→ Aim of the exercise
Quote, word for word, every line starting at the line that contains "Read this page and output its text content." and ending with the last line of the records; include both of these lines and no others.

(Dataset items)
▶
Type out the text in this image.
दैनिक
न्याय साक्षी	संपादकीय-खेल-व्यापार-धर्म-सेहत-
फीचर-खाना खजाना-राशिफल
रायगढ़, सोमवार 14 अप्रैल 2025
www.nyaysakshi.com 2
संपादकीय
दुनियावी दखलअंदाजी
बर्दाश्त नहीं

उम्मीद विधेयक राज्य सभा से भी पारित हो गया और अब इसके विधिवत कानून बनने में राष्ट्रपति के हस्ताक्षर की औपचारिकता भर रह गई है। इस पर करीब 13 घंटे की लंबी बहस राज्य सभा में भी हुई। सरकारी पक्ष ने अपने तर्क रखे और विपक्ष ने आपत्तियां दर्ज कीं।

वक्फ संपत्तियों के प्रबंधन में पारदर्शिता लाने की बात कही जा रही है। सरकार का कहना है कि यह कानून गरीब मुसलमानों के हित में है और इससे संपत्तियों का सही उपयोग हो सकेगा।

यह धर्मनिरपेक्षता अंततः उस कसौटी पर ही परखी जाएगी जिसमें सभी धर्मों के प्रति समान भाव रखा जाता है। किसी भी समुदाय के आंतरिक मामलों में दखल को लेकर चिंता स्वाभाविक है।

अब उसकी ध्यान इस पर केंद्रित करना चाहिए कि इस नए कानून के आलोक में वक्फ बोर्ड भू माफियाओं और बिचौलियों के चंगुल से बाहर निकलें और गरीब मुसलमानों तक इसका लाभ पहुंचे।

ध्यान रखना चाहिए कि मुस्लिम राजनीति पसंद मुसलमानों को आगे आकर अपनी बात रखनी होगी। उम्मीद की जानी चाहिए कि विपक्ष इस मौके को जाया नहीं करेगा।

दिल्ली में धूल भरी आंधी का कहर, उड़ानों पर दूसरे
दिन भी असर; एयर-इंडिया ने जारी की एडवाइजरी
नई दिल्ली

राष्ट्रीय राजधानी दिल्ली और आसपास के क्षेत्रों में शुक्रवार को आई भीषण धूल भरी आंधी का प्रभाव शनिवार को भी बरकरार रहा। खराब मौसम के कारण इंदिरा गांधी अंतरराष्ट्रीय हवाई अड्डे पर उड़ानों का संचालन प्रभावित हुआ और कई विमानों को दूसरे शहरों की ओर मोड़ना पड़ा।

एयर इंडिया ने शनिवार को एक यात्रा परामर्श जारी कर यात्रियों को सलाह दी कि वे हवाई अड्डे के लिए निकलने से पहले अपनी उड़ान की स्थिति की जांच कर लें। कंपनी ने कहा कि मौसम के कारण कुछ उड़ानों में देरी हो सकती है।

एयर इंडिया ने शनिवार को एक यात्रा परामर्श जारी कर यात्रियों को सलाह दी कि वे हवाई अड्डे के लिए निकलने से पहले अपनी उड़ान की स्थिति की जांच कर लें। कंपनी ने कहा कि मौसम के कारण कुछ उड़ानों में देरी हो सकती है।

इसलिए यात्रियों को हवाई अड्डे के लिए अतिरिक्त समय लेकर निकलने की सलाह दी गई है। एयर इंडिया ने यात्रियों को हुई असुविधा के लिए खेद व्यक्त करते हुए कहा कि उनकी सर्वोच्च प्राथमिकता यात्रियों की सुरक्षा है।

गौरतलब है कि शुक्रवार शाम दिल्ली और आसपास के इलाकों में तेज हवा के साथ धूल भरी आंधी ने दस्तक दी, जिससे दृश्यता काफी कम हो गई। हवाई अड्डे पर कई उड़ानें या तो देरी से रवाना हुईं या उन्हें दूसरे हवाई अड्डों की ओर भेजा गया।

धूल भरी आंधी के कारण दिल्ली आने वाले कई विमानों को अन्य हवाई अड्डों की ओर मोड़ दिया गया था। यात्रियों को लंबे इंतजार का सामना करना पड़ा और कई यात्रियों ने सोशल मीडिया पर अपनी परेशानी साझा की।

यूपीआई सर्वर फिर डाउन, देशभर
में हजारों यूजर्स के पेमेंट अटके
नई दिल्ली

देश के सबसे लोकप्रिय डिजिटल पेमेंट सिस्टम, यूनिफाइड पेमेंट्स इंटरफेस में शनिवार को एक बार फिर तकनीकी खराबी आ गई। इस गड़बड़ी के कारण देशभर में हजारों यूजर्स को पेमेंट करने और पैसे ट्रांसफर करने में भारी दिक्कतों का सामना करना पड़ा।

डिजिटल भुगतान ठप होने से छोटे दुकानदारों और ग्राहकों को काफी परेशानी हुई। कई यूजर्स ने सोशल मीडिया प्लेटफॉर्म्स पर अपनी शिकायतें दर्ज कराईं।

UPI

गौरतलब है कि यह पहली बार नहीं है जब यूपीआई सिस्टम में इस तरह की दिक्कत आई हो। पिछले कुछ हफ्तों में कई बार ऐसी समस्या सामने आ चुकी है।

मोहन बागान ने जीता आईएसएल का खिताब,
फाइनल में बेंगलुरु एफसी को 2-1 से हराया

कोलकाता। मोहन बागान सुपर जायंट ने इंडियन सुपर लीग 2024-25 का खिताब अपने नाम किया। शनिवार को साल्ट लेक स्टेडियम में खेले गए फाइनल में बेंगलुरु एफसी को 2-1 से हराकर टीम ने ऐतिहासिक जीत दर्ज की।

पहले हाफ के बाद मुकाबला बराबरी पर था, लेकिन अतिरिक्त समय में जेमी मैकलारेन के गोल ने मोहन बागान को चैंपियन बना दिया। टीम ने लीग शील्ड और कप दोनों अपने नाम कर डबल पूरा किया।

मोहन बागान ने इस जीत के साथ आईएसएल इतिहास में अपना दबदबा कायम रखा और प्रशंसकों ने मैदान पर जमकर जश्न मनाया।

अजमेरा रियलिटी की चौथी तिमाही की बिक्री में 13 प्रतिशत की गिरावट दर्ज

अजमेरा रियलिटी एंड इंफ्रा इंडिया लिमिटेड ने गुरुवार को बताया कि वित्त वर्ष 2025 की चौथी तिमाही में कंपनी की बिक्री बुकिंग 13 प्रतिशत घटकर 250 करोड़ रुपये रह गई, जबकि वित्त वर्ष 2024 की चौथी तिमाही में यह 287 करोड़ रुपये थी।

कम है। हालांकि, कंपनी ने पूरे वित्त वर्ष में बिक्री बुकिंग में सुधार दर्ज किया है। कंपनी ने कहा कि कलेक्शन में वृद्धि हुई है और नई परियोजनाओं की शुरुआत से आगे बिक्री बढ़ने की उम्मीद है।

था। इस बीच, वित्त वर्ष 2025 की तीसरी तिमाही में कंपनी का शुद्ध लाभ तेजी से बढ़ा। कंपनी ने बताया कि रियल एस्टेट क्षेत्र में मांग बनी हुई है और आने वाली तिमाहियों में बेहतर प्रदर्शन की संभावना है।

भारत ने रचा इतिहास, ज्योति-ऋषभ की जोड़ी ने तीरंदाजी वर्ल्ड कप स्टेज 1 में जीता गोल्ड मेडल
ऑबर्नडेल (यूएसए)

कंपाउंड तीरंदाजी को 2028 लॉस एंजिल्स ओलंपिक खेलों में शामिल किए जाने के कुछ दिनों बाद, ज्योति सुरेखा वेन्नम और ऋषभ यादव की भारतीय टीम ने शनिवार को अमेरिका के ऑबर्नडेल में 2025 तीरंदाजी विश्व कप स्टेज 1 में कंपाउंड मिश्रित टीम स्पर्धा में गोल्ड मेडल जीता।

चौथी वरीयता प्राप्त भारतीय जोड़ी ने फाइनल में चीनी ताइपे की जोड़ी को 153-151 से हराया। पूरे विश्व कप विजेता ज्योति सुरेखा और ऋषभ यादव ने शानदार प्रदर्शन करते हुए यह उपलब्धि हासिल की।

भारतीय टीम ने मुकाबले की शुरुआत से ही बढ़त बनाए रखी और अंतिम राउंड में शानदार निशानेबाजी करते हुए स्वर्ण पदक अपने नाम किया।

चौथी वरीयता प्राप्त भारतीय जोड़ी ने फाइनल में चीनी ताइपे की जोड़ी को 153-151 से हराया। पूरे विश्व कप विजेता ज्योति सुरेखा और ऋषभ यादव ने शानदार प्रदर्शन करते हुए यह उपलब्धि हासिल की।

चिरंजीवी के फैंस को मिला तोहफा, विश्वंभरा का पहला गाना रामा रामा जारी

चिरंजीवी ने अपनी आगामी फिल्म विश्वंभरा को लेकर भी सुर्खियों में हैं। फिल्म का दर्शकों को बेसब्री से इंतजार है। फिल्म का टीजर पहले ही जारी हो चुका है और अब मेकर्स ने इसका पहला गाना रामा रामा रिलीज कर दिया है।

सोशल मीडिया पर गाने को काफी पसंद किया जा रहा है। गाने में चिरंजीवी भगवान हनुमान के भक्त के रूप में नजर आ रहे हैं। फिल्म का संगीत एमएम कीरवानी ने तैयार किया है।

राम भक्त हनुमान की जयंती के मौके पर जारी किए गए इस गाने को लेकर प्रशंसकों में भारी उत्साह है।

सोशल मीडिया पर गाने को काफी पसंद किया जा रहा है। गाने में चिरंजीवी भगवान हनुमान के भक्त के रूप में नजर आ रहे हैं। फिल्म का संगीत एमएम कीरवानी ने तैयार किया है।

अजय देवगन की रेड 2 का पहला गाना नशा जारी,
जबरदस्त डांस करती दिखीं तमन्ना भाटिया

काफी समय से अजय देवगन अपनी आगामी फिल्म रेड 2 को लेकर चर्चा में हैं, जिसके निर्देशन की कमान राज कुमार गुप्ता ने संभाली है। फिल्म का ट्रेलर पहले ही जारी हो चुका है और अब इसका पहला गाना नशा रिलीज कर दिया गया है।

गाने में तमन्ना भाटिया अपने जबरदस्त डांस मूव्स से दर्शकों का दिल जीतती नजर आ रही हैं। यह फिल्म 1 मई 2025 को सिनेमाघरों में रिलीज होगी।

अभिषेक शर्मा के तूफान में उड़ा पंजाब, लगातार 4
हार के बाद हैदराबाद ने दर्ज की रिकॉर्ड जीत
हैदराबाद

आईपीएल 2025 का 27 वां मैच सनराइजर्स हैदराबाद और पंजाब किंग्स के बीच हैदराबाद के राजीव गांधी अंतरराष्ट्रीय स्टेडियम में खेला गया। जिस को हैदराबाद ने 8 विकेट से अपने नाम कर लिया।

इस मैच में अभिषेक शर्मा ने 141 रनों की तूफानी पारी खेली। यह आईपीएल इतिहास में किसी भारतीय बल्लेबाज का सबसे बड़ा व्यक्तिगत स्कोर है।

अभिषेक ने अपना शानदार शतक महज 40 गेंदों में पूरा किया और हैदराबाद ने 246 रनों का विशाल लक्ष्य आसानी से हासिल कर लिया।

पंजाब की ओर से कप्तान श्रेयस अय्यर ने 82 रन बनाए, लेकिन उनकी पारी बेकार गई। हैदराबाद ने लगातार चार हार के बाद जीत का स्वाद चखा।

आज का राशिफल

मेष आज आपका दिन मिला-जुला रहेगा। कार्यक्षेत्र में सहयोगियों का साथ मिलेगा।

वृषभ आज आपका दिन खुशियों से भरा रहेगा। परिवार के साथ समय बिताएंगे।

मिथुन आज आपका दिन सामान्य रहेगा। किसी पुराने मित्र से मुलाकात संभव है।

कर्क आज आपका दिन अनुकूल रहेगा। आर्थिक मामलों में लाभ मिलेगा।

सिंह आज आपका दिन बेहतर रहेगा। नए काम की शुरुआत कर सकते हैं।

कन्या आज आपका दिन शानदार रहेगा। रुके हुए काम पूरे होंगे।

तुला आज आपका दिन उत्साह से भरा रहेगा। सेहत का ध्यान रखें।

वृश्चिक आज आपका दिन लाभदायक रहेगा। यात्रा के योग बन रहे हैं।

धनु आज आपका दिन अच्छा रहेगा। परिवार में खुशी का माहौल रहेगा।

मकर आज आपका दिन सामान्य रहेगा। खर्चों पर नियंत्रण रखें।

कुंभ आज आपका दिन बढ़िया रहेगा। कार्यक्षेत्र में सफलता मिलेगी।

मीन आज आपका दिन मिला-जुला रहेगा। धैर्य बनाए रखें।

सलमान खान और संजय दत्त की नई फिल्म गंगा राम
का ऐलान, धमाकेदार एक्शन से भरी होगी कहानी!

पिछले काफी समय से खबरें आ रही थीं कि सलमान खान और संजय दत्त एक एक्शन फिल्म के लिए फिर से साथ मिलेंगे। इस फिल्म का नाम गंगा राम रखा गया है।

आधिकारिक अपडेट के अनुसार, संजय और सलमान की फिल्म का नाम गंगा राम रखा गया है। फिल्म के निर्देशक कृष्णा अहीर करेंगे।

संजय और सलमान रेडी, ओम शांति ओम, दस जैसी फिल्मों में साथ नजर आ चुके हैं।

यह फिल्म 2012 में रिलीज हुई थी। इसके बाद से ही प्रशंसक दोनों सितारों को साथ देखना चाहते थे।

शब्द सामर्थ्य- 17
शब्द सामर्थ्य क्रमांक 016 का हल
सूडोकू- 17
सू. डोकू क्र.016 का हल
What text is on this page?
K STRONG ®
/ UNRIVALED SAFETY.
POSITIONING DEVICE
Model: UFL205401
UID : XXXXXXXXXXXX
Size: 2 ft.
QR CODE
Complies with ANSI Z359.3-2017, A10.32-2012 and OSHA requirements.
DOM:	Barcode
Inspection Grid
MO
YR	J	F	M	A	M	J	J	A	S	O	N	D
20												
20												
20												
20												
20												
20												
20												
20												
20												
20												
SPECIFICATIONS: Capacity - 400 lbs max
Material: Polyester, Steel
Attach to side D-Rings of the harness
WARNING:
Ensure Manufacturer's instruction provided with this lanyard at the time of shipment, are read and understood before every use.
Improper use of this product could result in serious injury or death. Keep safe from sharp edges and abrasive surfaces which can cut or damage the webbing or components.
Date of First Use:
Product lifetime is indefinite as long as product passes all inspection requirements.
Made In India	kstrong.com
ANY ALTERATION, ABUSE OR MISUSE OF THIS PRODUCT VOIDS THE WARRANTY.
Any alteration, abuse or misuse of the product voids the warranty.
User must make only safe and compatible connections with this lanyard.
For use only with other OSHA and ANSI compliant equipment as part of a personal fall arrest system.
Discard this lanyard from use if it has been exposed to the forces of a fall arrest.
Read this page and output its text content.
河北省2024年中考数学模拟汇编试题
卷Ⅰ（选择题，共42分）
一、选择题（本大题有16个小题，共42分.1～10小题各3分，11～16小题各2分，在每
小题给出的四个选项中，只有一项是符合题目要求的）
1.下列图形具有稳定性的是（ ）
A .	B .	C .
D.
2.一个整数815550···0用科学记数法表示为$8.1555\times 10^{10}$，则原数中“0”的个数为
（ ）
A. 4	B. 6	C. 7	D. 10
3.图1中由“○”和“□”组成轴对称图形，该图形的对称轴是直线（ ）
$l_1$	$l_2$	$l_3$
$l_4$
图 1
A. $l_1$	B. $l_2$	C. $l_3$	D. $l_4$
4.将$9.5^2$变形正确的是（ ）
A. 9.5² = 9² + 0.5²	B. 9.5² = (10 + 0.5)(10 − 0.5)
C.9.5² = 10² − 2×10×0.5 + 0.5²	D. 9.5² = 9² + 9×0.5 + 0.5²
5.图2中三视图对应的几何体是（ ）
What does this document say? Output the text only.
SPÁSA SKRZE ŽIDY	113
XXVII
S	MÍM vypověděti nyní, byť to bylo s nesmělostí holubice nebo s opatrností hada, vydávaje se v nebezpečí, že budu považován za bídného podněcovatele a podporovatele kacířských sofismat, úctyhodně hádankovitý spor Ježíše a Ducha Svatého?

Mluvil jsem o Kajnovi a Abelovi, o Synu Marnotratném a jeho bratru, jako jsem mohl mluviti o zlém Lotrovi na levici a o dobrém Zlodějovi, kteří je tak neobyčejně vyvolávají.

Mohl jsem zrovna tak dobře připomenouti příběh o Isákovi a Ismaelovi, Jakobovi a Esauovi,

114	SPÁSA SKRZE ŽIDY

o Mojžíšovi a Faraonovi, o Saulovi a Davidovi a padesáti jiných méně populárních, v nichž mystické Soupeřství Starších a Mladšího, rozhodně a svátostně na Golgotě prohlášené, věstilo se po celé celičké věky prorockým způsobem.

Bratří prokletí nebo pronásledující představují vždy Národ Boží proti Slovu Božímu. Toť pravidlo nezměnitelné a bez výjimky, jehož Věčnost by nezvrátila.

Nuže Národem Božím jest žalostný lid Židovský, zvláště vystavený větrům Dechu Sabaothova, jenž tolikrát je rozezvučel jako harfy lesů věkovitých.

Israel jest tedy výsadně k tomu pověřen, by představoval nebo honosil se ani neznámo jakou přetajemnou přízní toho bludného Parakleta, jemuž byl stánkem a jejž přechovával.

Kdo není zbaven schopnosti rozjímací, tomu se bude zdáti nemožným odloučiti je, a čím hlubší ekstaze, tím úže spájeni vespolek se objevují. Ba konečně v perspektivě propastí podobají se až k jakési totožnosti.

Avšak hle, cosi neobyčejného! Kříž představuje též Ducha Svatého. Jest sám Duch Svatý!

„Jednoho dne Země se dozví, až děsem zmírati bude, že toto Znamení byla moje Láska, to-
◀
→ Expected answer
Read this page and output its text content.
河北省2024年中考数学模拟汇编试题
卷Ⅰ（选择题，共42分）
一、选择题（本大题有16个小题，共42分.1～10小题各3分，11～16小题各2分，在每
小题给出的四个选项中，只有一项是符合题目要求的）
1.下列图形具有稳定性的是（ ）
A .	B .	C .
D.
2.一个整数815550···0用科学记数法表示为$8.1555\times 10^{10}$，则原数中“0”的个数为
（ ）
A. 4	B. 6	C. 7	D. 10
3.图1中由“○”和“□”组成轴对称图形，该图形的对称轴是直线（ ）
$l_1$	$l_2$	$l_3$
$l_4$
图 1
A. $l_1$	B. $l_2$	C. $l_3$	D. $l_4$
4.将$9.5^2$变形正确的是（ ）
A. 9.5² = 9² + 0.5²	B. 9.5² = (10 + 0.5)(10 − 0.5)
C.9.5² = 10² − 2×10×0.5 + 0.5²	D. 9.5² = 9² + 9×0.5 + 0.5²
5.图2中三视图对应的几何体是（ ）
What does this document say? Output the text only.
SPÁSA SKRZE ŽIDY	113
XXVII
S	MÍM vypověděti nyní, byť to bylo s nesmělostí holubice nebo s opatrností hada, vydávaje se v nebezpečí, že budu považován za bídného podněcovatele a podporovatele kacířských sofismat, úctyhodně hádankovitý spor Ježíše a Ducha Svatého?

Mluvil jsem o Kajnovi a Abelovi, o Synu Marnotratném a jeho bratru, jako jsem mohl mluviti o zlém Lotrovi na levici a o dobrém Zlodějovi, kteří je tak neobyčejně vyvolávají.

Mohl jsem zrovna tak dobře připomenouti příběh o Isákovi a Ismaelovi, Jakobovi a Esauovi,

114	SPÁSA SKRZE ŽIDY

o Mojžíšovi a Faraonovi, o Saulovi a Davidovi a padesáti jiných méně populárních, v nichž mystické Soupeřství Starších a Mladšího, rozhodně a svátostně na Golgotě prohlášené, věstilo se po celé celičké věky prorockým způsobem.

Bratří prokletí nebo pronásledující představují vždy Národ Boží proti Slovu Božímu. Toť pravidlo nezměnitelné a bez výjimky, jehož Věčnost by nezvrátila.

Nuže Národem Božím jest žalostný lid Židovský, zvláště vystavený větrům Dechu Sabaothova, jenž tolikrát je rozezvučel jako harfy lesů věkovitých.

Israel jest tedy výsadně k tomu pověřen, by představoval nebo honosil se ani neznámo jakou přetajemnou přízní toho bludného Parakleta, jemuž byl stánkem a jejž přechovával.

Kdo není zbaven schopnosti rozjímací, tomu se bude zdáti nemožným odloučiti je, a čím hlubší ekstaze, tím úže spájeni vespolek se objevují. Ba konečně v perspektivě propastí podobají se až k jakési totožnosti.

Avšak hle, cosi neobyčejného! Kříž představuje též Ducha Svatého. Jest sám Duch Svatý!

„Jednoho dne Země se dozví, až děsem zmírati bude, že toto Znamení byla moje Láska, to-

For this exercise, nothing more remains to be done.